*Excerpt from a dataset:*
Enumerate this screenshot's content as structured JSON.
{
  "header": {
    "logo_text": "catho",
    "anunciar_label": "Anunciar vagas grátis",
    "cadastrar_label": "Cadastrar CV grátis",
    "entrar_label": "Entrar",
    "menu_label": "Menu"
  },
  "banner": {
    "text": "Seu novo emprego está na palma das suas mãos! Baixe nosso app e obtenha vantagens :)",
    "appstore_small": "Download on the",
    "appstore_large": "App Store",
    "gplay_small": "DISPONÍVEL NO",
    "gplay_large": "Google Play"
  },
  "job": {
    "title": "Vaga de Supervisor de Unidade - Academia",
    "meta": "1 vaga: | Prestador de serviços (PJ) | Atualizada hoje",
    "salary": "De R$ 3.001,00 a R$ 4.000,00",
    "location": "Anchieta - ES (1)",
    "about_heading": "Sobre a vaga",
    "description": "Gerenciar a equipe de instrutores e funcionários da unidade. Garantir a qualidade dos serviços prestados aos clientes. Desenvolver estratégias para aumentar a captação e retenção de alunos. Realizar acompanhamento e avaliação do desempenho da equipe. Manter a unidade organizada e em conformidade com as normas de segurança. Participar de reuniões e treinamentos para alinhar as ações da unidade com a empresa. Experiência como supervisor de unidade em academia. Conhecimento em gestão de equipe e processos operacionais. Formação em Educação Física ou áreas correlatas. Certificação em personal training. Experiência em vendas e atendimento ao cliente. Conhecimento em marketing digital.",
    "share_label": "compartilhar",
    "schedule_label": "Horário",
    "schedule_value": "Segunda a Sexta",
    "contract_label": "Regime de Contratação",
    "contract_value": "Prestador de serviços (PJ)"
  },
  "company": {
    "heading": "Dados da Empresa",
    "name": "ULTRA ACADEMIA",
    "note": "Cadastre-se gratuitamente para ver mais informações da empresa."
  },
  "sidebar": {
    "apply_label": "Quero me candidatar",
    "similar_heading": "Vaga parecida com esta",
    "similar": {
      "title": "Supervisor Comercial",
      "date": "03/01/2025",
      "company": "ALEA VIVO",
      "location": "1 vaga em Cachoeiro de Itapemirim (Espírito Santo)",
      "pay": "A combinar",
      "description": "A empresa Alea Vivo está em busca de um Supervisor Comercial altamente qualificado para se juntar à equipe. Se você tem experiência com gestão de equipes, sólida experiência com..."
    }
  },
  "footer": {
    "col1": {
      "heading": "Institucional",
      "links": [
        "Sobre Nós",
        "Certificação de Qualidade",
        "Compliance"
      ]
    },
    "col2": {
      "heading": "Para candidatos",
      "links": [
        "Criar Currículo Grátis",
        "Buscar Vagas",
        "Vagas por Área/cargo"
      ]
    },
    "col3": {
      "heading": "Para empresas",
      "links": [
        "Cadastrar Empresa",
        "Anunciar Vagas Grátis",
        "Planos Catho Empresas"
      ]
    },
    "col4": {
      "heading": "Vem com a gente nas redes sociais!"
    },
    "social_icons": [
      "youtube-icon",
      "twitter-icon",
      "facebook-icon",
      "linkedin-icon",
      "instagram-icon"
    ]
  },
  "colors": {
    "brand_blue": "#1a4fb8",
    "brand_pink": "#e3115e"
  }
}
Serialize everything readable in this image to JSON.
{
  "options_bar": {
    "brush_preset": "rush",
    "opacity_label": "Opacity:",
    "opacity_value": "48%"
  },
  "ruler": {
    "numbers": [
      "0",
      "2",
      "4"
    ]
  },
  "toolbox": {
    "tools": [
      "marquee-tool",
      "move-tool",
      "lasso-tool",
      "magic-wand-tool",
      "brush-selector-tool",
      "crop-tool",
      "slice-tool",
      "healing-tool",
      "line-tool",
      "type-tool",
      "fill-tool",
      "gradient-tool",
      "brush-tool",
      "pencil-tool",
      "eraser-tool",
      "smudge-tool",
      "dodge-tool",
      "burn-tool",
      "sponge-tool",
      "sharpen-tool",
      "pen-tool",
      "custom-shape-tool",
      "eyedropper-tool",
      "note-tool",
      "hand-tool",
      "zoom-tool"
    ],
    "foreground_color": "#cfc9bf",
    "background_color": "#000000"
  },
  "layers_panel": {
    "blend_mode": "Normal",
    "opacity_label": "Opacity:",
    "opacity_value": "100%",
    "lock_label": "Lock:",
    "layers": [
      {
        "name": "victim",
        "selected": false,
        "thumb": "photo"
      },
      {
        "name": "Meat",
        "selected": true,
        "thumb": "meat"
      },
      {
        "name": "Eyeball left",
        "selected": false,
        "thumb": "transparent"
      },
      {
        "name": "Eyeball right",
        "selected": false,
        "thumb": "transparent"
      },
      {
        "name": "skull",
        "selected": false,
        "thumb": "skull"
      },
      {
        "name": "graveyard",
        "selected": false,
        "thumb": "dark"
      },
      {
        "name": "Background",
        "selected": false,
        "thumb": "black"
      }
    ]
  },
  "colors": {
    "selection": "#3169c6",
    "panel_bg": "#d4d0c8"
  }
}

==

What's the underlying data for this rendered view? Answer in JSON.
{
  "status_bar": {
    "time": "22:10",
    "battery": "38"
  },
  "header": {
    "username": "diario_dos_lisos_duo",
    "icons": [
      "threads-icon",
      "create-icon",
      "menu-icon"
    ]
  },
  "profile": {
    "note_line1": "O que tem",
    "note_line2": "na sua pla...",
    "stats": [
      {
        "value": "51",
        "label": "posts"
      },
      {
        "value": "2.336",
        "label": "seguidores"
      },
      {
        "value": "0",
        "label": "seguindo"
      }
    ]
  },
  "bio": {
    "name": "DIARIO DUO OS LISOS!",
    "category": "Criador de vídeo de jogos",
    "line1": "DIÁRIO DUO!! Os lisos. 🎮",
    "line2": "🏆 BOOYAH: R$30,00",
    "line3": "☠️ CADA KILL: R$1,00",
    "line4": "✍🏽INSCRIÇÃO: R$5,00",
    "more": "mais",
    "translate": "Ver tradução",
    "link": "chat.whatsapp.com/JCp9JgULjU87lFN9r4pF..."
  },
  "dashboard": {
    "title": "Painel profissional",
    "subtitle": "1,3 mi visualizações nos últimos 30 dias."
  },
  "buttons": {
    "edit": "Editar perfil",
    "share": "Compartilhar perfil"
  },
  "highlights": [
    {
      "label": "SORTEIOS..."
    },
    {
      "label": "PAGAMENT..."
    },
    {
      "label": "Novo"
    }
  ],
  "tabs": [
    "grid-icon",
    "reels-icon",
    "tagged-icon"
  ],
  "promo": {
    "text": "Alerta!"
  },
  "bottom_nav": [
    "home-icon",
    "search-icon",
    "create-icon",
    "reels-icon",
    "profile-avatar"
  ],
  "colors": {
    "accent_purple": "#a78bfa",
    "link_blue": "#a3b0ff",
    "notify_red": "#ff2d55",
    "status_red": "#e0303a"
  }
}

---

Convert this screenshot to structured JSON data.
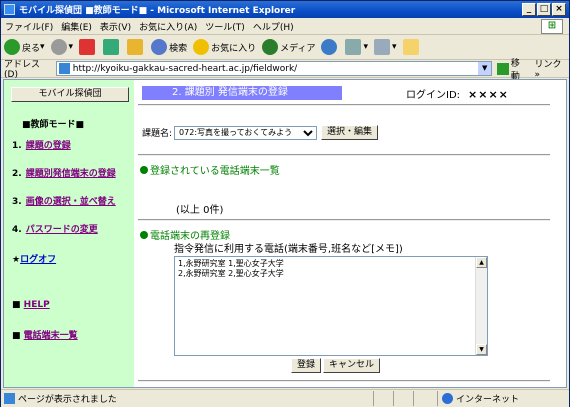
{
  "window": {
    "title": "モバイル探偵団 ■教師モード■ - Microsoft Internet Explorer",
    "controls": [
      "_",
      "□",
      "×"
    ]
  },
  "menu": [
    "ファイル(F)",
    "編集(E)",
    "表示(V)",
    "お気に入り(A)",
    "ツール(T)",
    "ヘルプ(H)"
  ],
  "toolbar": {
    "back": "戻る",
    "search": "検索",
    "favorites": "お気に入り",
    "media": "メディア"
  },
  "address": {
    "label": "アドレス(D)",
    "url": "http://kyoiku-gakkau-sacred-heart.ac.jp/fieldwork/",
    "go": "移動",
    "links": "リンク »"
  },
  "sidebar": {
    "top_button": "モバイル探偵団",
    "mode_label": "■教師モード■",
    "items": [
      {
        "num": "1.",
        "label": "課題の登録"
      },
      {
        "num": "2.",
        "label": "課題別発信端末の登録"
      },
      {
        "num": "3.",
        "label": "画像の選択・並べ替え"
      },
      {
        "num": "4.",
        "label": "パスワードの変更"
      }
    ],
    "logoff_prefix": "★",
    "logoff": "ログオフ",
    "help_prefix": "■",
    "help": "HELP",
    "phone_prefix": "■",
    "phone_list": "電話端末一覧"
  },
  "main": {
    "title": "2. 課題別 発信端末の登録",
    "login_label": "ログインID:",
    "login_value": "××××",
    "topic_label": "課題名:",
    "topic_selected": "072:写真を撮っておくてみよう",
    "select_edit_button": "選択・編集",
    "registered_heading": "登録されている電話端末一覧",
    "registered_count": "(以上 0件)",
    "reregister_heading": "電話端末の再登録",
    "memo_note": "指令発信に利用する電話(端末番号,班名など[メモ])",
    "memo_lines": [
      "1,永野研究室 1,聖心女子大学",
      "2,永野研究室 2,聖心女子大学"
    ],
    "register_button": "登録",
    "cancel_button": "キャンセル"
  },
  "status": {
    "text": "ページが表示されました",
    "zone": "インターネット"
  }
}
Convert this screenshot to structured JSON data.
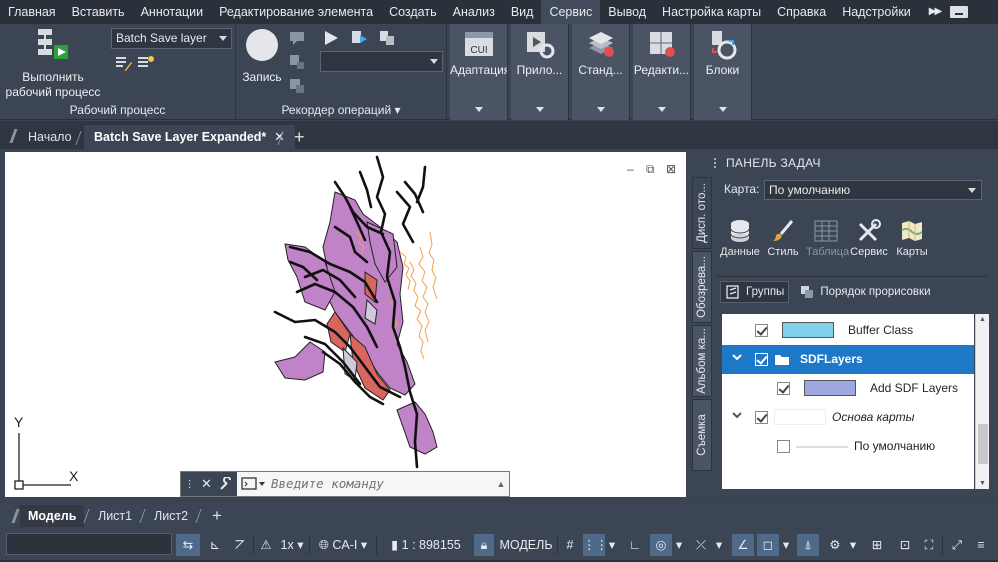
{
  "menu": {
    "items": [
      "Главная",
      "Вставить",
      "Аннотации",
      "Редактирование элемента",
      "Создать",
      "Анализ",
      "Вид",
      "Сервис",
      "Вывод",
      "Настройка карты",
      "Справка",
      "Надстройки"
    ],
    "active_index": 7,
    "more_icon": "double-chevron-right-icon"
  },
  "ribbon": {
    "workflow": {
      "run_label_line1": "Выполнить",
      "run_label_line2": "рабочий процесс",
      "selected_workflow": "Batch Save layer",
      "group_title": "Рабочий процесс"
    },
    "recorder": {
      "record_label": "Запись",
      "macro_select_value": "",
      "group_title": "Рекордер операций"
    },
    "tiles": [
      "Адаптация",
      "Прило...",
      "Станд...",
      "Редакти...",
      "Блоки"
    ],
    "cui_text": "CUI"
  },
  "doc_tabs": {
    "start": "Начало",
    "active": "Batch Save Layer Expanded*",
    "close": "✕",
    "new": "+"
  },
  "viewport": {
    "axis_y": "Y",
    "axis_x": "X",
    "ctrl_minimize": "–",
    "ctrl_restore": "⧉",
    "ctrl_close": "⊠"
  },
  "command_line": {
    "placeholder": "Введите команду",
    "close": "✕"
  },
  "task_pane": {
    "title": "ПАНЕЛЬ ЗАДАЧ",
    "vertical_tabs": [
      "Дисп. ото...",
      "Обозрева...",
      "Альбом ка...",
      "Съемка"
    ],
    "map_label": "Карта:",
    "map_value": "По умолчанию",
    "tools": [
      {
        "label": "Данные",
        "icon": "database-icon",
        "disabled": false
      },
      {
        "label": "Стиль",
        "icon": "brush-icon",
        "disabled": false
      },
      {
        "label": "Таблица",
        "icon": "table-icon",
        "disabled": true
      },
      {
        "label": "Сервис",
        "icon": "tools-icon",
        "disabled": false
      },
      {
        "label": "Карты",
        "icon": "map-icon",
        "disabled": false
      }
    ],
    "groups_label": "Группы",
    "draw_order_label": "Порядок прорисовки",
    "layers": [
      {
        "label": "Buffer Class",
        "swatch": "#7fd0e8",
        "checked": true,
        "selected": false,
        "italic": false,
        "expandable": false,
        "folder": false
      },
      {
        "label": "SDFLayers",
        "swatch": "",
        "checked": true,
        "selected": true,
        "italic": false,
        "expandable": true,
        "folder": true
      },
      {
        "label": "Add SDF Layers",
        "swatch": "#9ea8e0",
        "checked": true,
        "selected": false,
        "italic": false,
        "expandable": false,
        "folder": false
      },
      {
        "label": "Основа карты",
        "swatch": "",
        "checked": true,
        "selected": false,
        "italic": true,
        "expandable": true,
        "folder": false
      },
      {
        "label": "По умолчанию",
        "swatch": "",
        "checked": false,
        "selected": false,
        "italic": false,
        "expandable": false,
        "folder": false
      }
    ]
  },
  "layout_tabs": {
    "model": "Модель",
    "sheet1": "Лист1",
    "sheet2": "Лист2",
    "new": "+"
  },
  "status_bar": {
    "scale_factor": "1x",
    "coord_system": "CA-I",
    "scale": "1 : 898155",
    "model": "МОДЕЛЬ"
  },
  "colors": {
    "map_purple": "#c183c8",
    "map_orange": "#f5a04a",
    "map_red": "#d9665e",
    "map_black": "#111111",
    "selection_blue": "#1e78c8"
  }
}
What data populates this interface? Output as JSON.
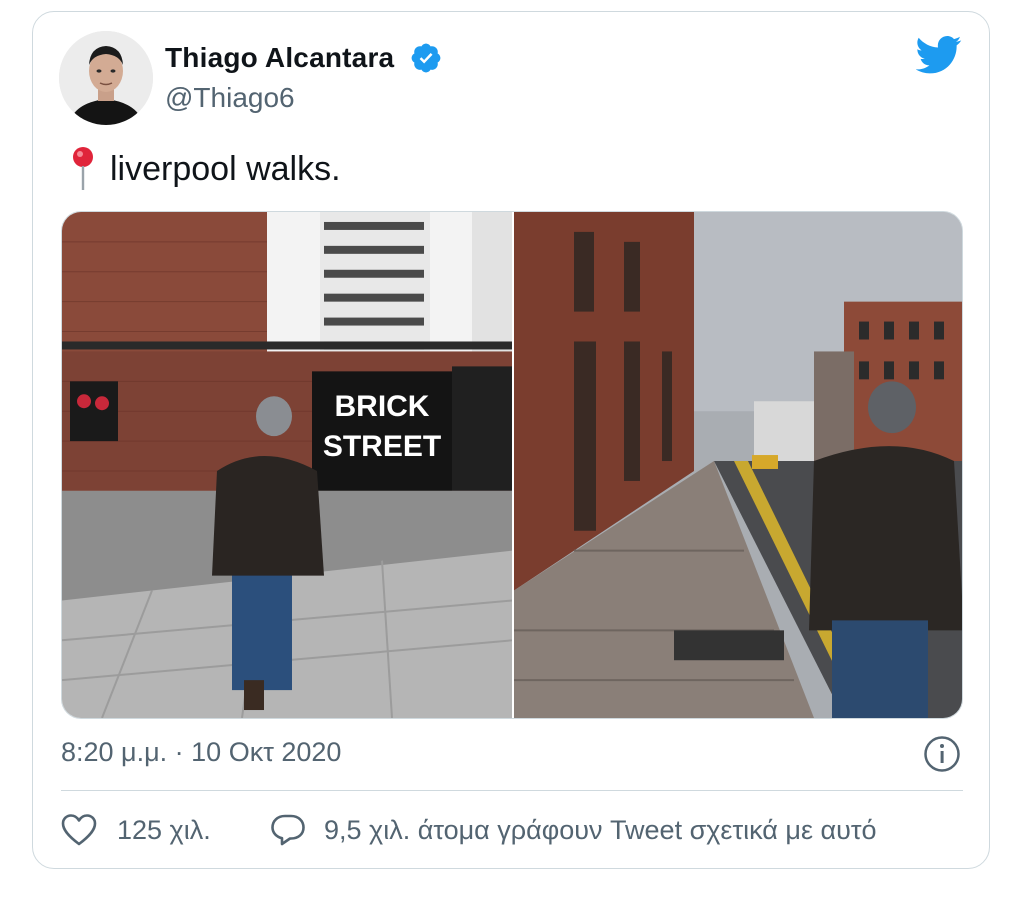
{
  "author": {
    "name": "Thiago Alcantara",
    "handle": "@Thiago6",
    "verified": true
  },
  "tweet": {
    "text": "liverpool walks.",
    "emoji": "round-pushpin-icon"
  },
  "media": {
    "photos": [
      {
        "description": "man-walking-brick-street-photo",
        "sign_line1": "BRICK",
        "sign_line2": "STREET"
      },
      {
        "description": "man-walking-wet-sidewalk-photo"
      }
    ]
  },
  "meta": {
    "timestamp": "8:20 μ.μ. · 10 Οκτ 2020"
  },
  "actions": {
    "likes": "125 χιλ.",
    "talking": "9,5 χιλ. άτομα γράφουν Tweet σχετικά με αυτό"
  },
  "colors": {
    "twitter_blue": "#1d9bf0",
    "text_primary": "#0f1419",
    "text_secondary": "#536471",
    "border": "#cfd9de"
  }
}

*Prompt:* Scan the material above for the string "mais" and report each line where you find it.

*Solution below:*
    "note": "Cadastre-se gratuitamente para ver mais informações da empresa."
    "more": "mais",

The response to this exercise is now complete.